TRAVAIL DEMANDÉ:
**1.** Dans le texte sur la cérémonie des Césars 2020, expliquez, à partir des paroles citées, pourquoi Florence Foresti refuse d'assumer la situation toute seule.
**2.** Poursuivez le récit de la cérémonie des Césars 2020 après sa dernière phrase, dans le même registre.

TEXTE RETENU:
28 février 2020. Florence Foresti ouvre le bal lorsque des militant.es sont embarqué.es par la police sur le parvis de la salle Pleyel. “Il est hors de question que j’assume ça toute seule. Vous êtes très sympathiques, je vous aime beaucoup, mais euh, allez vous faire enculer. (…) Je suis désolée mais je ne suis pas la Greta Thunberg du cinéma français.” La plupart des visages sont crispés. La gêne, le silence, la lourdeur des applaudissements apparaissent bien vite, trop vite.
Article écrit par Imène Benlachtar
Antoine Reinartz, meilleurs costumes, J’accuse. Jean-Pierre Darroussin, meilleure adaptation, J’accuse. La tension monte. Un sketch de Jonathan Cohen dans la foulée, puis meilleure image. Portrait de la jeune fille en feu, Claire Mathon. Enfin. On se dit que peut-être, c’était une simple amorce, que la suite sera plus lumineuse, qu’on pourra oublier ces deux césars, déjà de trop. La cérémonie continue, dans cette gêne qui ne partira jamais. Arrive le moment connu. Meilleure réalisation. Emmanuelle Bercot et Claire Denis marchent sur des œufs, perpétuent cette angoisse de l’enveloppe blanche. Les sept réalisateurs affichés, une seule femme, Céline Sciamma, le regard froid, le visage fermé. “Roman Polanski pour J’accuse. L’académie remettra ce Césars acquis de droit ce soir, à l’issue de la cérémonie.” Un long temps avant que la caméra ne nous offre un autre angle, celui de la salle mouvementée, où les gens se lèvent, où les gens huent plus fort que ceux qui applaudissent. Vient ce moment historique, qui résonne encore. Adèle Haenel et Céline Sciamma se lèvent, et s’en vont. “On se lève et on se casse.” résumera Despentes dans un article publié à Libé le 1er mars. “On se lève et on se casse.” sera scandé lors de la marche nocturne du 7 mars. Cette marche, où l’on pouvait voir sur tous les visages la colère, l’incompréhension, mais aussi l’espoir dans l’action d’Adèle Haenel. Son nom est sur toutes les lèvres, son nom est sur toutes les pancartes.

(Extrait d'un fichier de données)
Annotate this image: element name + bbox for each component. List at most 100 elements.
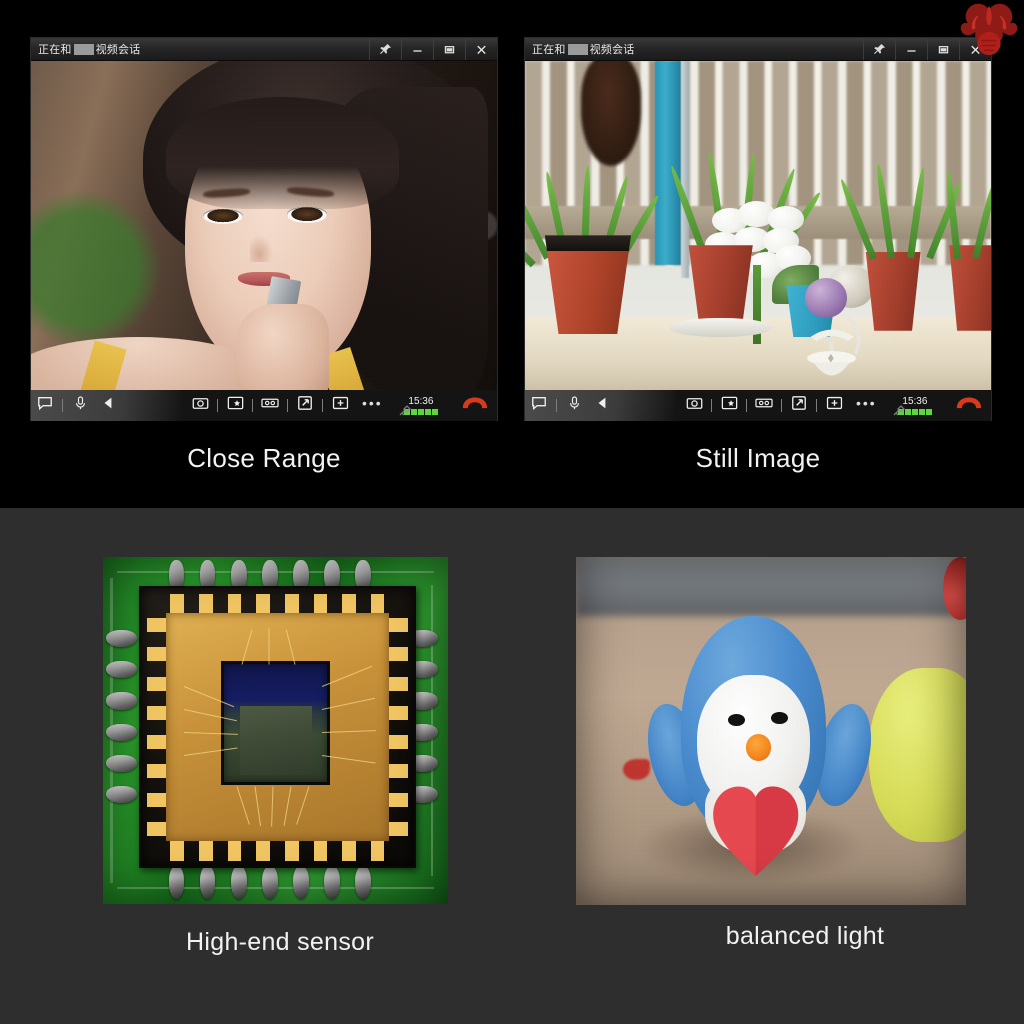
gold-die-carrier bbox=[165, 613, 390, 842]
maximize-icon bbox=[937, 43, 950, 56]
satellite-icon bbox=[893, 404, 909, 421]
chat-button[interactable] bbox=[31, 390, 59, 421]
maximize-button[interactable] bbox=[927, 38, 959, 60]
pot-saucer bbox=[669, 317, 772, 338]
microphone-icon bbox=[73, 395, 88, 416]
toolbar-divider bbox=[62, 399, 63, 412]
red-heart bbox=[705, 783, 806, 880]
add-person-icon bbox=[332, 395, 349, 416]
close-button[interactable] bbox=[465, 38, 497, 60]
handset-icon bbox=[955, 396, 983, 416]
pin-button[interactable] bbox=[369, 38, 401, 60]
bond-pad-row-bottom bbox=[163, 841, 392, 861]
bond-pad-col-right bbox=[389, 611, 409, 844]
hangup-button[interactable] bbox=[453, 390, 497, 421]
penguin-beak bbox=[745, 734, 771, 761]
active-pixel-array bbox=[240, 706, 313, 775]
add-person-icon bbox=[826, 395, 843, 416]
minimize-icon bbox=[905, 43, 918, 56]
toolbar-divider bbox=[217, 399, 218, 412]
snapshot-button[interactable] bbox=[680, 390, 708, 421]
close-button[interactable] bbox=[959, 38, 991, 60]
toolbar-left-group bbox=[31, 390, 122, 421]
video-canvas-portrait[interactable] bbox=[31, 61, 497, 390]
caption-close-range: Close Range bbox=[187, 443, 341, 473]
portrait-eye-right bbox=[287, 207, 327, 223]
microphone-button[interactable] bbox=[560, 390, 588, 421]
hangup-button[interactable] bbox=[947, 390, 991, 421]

CORRIGÉ:
**1.** Florence Foresti refuse d'assumer seule la situation parce qu'elle ne veut pas porter ce rôle à la place des autres. Elle le dit par la formule « je ne suis pas la Greta Thunberg du cinéma français ».

**2.**
Cette cérémonie a contraint le cinéma français à faire face à ses contradictions. Elle a forcé ceux qui ne se prononcent pas, ceux qui restent en silence, tout en cautionnant, à enfin s’afficher. On aura entendu des absurdités sans nom, Fanny Ardant qui défendrait Polanski jusqu’à la guillotine, Lambert Wilson qui tacle Adèle Haenel de “mauvaise joueuse”. Comme si elle n’avait pas déjà deux Césars à son actif. Beaucoup ont eu la sensation de faire face à un coup de buzz, à une envie de faire parler de soi. Sans comprendre l’urgence de cette action. Sans comprendre toute la lutte qu’Adèle Haenel avait amorcée quelques mois auparavant, le 4 novembre 2019, en parlant de sa propre histoire à Médiapart. En demandant aux “bourreaux de se regarder en face.”. Ils ont pris ça pour une simple compétition, sans comprendre qu’elle ne jouait pas avec eux, déjà depuis longtemps.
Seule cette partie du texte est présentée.